- **PROBLEM REQUIREMENTS**:
Copy out all lines with the word "Atrial" in them.

- **ENTRIES PROVIDED**:
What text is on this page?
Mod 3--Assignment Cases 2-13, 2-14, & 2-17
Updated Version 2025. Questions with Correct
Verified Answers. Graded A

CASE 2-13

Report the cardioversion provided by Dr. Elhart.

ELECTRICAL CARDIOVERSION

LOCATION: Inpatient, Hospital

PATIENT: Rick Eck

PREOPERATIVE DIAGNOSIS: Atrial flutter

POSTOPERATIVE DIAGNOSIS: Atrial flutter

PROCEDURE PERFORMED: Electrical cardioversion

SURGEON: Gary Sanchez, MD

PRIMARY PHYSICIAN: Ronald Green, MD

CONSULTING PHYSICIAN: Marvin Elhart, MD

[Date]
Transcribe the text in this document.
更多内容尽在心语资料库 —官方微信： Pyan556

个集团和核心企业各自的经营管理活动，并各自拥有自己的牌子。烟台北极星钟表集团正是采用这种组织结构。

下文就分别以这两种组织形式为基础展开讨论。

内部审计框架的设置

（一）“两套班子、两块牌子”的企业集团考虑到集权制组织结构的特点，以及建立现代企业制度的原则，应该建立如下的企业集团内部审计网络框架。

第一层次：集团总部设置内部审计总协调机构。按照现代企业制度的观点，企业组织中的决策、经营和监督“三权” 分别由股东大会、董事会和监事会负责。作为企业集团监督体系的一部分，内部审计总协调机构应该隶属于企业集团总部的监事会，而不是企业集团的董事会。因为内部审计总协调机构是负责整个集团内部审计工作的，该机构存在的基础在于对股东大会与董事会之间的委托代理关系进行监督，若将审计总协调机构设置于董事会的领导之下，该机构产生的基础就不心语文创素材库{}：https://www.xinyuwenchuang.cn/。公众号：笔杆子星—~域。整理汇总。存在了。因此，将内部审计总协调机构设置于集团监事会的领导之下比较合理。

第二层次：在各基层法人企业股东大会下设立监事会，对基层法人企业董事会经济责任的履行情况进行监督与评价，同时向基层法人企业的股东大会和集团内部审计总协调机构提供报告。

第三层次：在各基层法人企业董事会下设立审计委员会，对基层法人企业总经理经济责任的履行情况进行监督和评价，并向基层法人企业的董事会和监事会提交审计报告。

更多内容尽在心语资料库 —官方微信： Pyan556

- **EXERCISE SOLUTION**:
PREOPERATIVE DIAGNOSIS: Atrial flutter
POSTOPERATIVE DIAGNOSIS: Atrial flutter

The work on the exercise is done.